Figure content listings
_ _ _ _ _ _ _
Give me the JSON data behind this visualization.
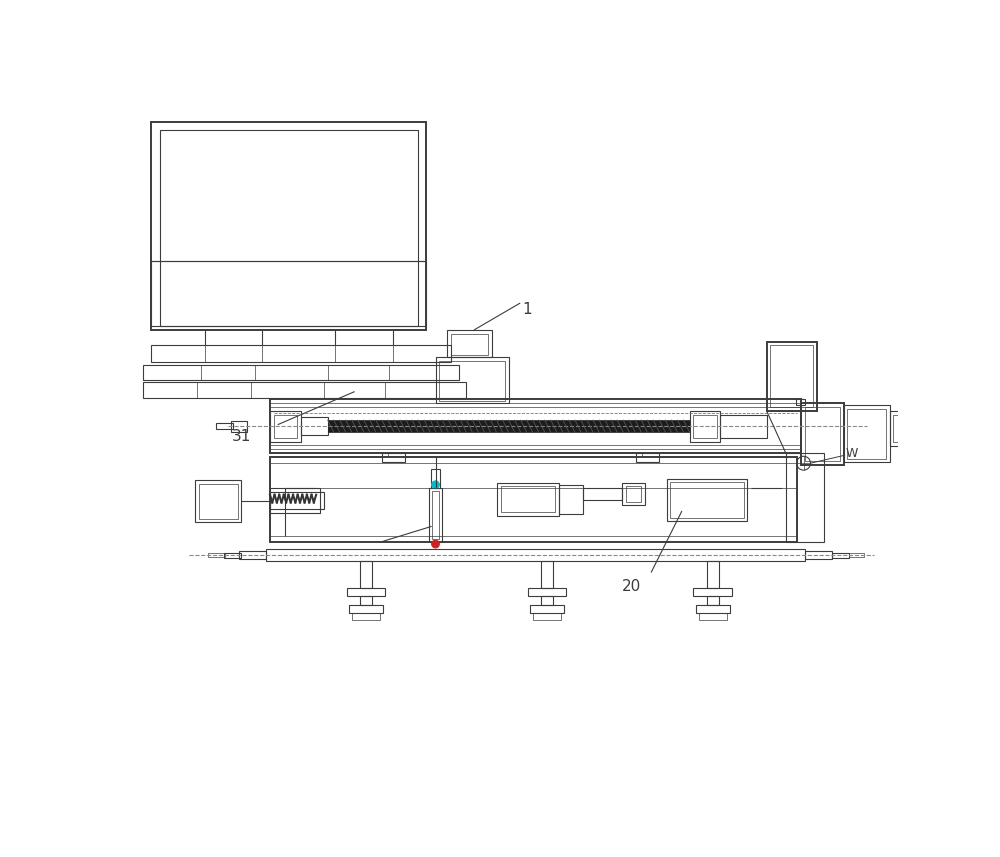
{
  "bg_color": "#ffffff",
  "lc": "#3c3c3c",
  "lw": 0.8,
  "tlw": 1.4,
  "slw": 0.5,
  "label_1": "1",
  "label_20": "20",
  "label_31": "31",
  "label_w": "W",
  "figsize": [
    10.0,
    8.57
  ],
  "dpi": 100
}
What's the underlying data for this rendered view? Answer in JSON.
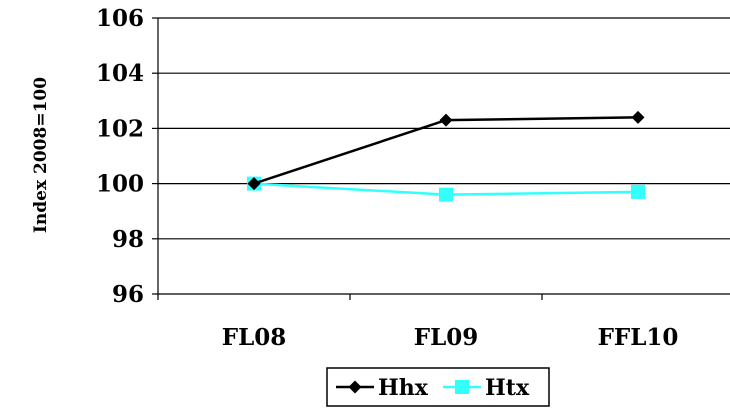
{
  "chart_data": {
    "type": "line",
    "title": "",
    "xlabel": "",
    "ylabel": "Index 2008=100",
    "categories": [
      "FL08",
      "FL09",
      "FFL10"
    ],
    "ylim": [
      96,
      106
    ],
    "yticks": [
      96,
      98,
      100,
      102,
      104,
      106
    ],
    "grid": "horizontal",
    "legend": "bottom",
    "series": [
      {
        "name": "Hhx",
        "values": [
          100.0,
          102.3,
          102.4
        ],
        "color": "#000000",
        "marker": "diamond"
      },
      {
        "name": "Htx",
        "values": [
          100.0,
          99.6,
          99.7
        ],
        "color": "#33ffff",
        "marker": "square"
      }
    ]
  }
}
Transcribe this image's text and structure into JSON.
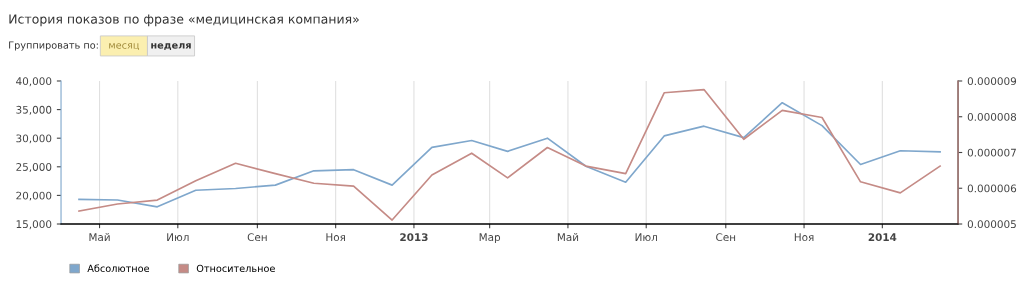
{
  "chart_data": {
    "type": "line",
    "title": "История показов по фразе «медицинская компания»",
    "subtitle": "Группировать по:",
    "annotations": [
      "месяц",
      "неделя"
    ],
    "x": [
      "2012-04-15",
      "2012-05-15",
      "2012-06-15",
      "2012-07-15",
      "2012-08-15",
      "2012-09-15",
      "2012-10-15",
      "2012-11-15",
      "2012-12-15",
      "2013-01-15",
      "2013-02-15",
      "2013-03-15",
      "2013-04-15",
      "2013-05-15",
      "2013-06-15",
      "2013-07-15",
      "2013-08-15",
      "2013-09-15",
      "2013-10-15",
      "2013-11-15",
      "2013-12-15",
      "2014-01-15",
      "2014-02-15"
    ],
    "series": [
      {
        "name": "Абсолютное",
        "color": "#7fa7cc",
        "values": [
          19300,
          19200,
          18000,
          20900,
          21200,
          21800,
          24300,
          24500,
          21800,
          28400,
          29600,
          27700,
          30000,
          25100,
          22300,
          30400,
          32100,
          30100,
          36200,
          32200,
          25400,
          27800,
          27600
        ]
      },
      {
        "name": "Относительное",
        "color": "#c58b86",
        "axis": "y2",
        "values": [
          5.36e-06,
          5.56e-06,
          5.67e-06,
          6.21e-06,
          6.7e-06,
          6.41e-06,
          6.14e-06,
          6.06e-06,
          5.11e-06,
          6.37e-06,
          6.98e-06,
          6.29e-06,
          7.14e-06,
          6.62e-06,
          6.41e-06,
          8.67e-06,
          8.76e-06,
          7.37e-06,
          8.18e-06,
          7.98e-06,
          6.18e-06,
          5.87e-06,
          6.62e-06
        ]
      }
    ],
    "xlim": [
      "2012-04-01",
      "2014-03-01"
    ],
    "xticks": [
      {
        "value": "2012-05-01",
        "label": "Май"
      },
      {
        "value": "2012-07-01",
        "label": "Июл"
      },
      {
        "value": "2012-09-01",
        "label": "Сен"
      },
      {
        "value": "2012-11-01",
        "label": "Ноя"
      },
      {
        "value": "2013-01-01",
        "label": "2013"
      },
      {
        "value": "2013-03-01",
        "label": "Мар"
      },
      {
        "value": "2013-05-01",
        "label": "Май"
      },
      {
        "value": "2013-07-01",
        "label": "Июл"
      },
      {
        "value": "2013-09-01",
        "label": "Сен"
      },
      {
        "value": "2013-11-01",
        "label": "Ноя"
      },
      {
        "value": "2014-01-01",
        "label": "2014"
      }
    ],
    "ylim": [
      15000,
      40000
    ],
    "yticks": [
      {
        "value": 15000,
        "label": "15,000"
      },
      {
        "value": 20000,
        "label": "20,000"
      },
      {
        "value": 25000,
        "label": "25,000"
      },
      {
        "value": 30000,
        "label": "30,000"
      },
      {
        "value": 35000,
        "label": "35,000"
      },
      {
        "value": 40000,
        "label": "40,000"
      }
    ],
    "y2lim": [
      5e-06,
      9e-06
    ],
    "y2ticks": [
      {
        "value": 5e-06,
        "label": "0.000005"
      },
      {
        "value": 6e-06,
        "label": "0.000006"
      },
      {
        "value": 7e-06,
        "label": "0.000007"
      },
      {
        "value": 8e-06,
        "label": "0.000008"
      },
      {
        "value": 9e-06,
        "label": "0.000009"
      }
    ],
    "grid": "x",
    "legend": "bottom left",
    "marker": "none",
    "line_style": "solid"
  }
}
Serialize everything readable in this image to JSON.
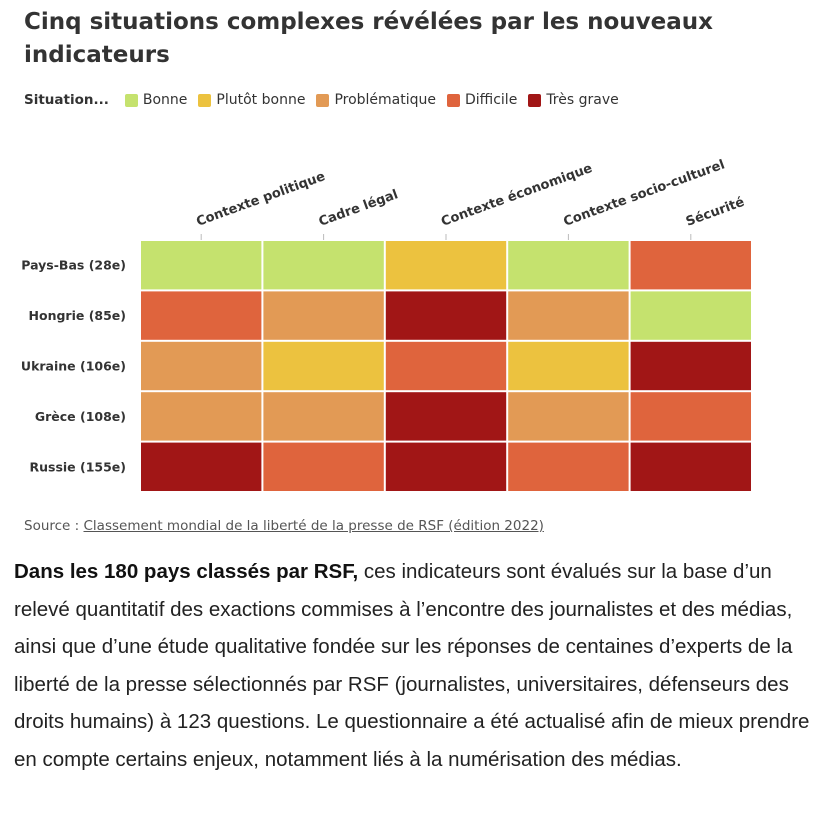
_ _ _ _ _ _ _
> [WHAT NEEDS TO BE DONE]:
Extract from the material all lines containing the string "name".

> [REPLY]:
        "name": "Hhx",
        "name": "Htx",
        "name": "Абсолютное",
        "name": "Относительное",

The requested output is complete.